## Given data
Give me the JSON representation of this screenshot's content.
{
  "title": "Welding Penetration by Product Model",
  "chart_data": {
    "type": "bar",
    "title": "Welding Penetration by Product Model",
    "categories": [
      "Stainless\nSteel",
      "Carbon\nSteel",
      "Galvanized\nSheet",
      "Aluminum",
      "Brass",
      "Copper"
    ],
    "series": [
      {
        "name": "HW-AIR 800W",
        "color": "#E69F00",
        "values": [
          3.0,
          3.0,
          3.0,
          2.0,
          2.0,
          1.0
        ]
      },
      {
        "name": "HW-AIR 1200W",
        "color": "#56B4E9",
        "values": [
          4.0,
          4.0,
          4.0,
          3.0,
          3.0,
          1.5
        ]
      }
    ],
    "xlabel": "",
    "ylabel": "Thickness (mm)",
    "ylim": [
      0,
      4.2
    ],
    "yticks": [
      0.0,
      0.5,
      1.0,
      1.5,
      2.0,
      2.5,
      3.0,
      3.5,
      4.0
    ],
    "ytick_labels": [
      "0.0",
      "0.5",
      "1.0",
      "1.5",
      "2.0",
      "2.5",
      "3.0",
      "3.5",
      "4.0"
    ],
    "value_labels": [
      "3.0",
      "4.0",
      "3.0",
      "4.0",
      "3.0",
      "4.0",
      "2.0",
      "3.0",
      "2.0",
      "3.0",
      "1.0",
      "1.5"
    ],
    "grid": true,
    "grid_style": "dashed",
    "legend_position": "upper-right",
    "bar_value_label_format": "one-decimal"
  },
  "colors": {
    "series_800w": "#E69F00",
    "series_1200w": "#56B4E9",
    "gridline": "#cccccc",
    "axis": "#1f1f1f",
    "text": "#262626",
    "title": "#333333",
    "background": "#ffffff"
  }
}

## Challenge
Pull every line containing "Product" out of the data above.

## Result of this task
  "title": "Welding Penetration by Product Model",
    "title": "Welding Penetration by Product Model",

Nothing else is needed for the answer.